[Annotated element entries]
---
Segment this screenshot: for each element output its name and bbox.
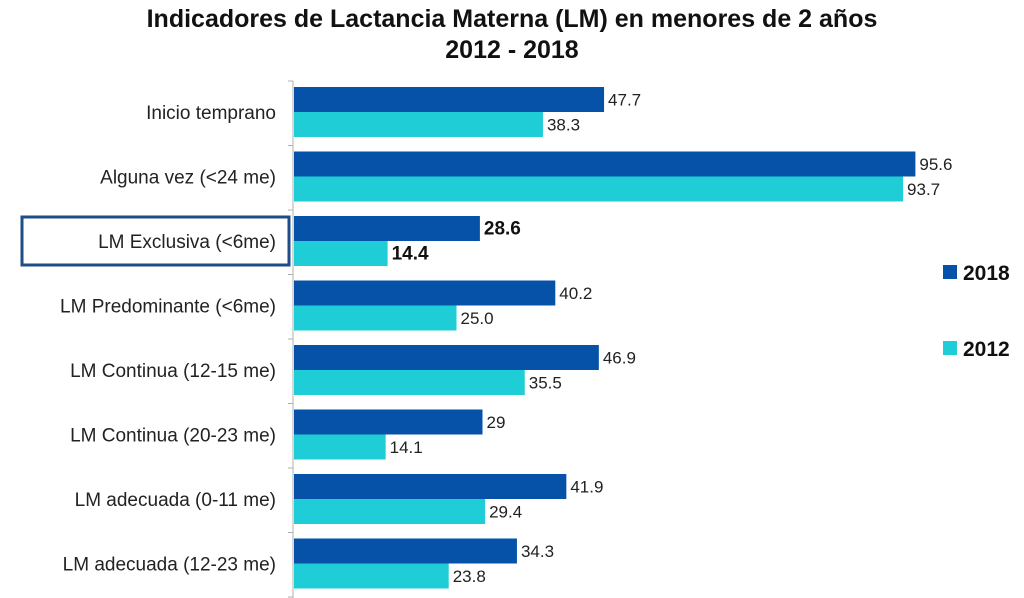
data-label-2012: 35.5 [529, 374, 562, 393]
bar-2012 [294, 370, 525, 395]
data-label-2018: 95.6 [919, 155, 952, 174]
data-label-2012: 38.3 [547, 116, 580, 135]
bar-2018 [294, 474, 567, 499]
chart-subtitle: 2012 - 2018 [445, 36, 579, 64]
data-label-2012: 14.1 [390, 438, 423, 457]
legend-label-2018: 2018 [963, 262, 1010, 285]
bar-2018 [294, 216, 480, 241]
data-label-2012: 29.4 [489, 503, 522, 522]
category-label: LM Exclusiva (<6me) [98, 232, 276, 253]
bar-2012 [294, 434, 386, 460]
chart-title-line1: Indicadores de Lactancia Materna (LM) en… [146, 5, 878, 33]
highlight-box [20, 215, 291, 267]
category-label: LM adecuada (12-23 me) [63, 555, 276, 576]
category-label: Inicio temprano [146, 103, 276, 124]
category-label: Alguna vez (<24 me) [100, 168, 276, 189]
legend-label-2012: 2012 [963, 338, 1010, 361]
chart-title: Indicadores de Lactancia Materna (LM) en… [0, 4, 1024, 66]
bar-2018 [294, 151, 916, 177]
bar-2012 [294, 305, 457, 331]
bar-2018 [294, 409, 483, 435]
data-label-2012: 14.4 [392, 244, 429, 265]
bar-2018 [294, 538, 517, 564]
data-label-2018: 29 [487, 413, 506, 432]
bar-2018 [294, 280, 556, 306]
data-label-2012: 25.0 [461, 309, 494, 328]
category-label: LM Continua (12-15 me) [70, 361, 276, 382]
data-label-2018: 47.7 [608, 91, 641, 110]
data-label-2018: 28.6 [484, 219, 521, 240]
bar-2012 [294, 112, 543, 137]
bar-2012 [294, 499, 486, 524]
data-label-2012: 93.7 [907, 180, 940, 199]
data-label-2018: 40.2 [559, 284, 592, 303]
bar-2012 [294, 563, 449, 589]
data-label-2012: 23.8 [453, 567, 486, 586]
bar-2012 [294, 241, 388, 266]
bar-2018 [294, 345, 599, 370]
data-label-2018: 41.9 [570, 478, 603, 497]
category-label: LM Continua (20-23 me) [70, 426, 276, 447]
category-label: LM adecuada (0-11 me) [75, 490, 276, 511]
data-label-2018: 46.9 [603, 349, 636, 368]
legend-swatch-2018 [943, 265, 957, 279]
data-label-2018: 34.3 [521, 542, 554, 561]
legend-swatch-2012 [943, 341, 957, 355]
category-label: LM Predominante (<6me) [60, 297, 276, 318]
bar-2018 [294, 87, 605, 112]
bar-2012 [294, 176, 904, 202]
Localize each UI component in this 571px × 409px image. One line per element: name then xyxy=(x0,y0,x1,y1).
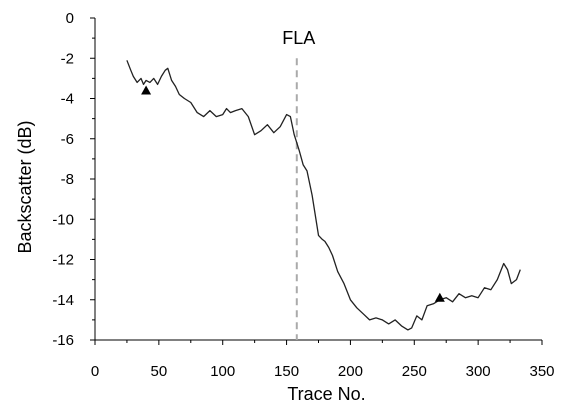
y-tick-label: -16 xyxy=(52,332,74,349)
---
* **Brief**: Recast the lines from the one containing "data-label-2012: 35.5 [529, 374, 562, 393]" to the one containing "bar-2012 [294, 176, 904, 202]", both included, as a JSON list of strings with one string per line and blank lines omitted.

* **Result for this exercise**:
[
  "data-label-2012: 35.5 [529, 374, 562, 393]",
  "bar-2012 [294, 370, 525, 395]",
  "data-label-2018: 95.6 [919, 155, 952, 174]",
  "data-label-2012: 38.3 [547, 116, 580, 135]",
  "bar-2018 [294, 474, 567, 499]",
  "chart-subtitle: 2012 - 2018 [445, 36, 579, 64]",
  "data-label-2012: 14.1 [390, 438, 423, 457]",
  "legend-label-2018: 2018 [963, 262, 1010, 285]",
  "bar-2018 [294, 216, 480, 241]",
  "data-label-2012: 29.4 [489, 503, 522, 522]",
  "category-label: LM Exclusiva (<6me) [98, 232, 276, 253]",
  "bar-2012 [294, 434, 386, 460]",
  "chart-title-line1: Indicadores de Lactancia Materna (LM) en… [146, 5, 878, 33]",
  "highlight-box [20, 215, 291, 267]",
  "category-label: LM adecuada (12-23 me) [63, 555, 276, 576]",
  "category-label: Inicio temprano [146, 103, 276, 124]",
  "category-label: Alguna vez (<24 me) [100, 168, 276, 189]",
  "legend-label-2012: 2012 [963, 338, 1010, 361]",
  "chart-title: Indicadores de Lactancia Materna (LM) en… [0, 4, 1024, 66]",
  "bar-2018 [294, 151, 916, 177]",
  "bar-2012 [294, 305, 457, 331]",
  "bar-2018 [294, 409, 483, 435]",
  "data-label-2012: 14.4 [392, 244, 429, 265]",
  "bar-2018 [294, 538, 517, 564]",
  "data-label-2018: 29 [487, 413, 506, 432]",
  "bar-2018 [294, 280, 556, 306]",
  "data-label-2012: 25.0 [461, 309, 494, 328]",
  "category-label: LM Continua (12-15 me) [70, 361, 276, 382]",
  "data-label-2018: 47.7 [608, 91, 641, 110]",
  "data-label-2018: 28.6 [484, 219, 521, 240]",
  "bar-2012 [294, 112, 543, 137]",
  "bar-2012 [294, 499, 486, 524]",
  "data-label-2012: 93.7 [907, 180, 940, 199]",
  "data-label-2018: 40.2 [559, 284, 592, 303]",
  "bar-2012 [294, 563, 449, 589]",
  "data-label-2012: 23.8 [453, 567, 486, 586]",
  "bar-2012 [294, 241, 388, 266]",
  "bar-2018 [294, 345, 599, 370]",
  "data-label-2018: 41.9 [570, 478, 603, 497]",
  "category-label: LM Continua (20-23 me) [70, 426, 276, 447]",
  "category-label: LM adecuada (0-11 me) [75, 490, 276, 511]",
  "data-label-2018: 46.9 [603, 349, 636, 368]",
  "legend-swatch-2018 [943, 265, 957, 279]",
  "data-label-2018: 34.3 [521, 542, 554, 561]",
  "legend-swatch-2012 [943, 341, 957, 355]",
  "category-label: LM Predominante (<6me) [60, 297, 276, 318]",
  "bar-2018 [294, 87, 605, 112]",
  "bar-2012 [294, 176, 904, 202]"
]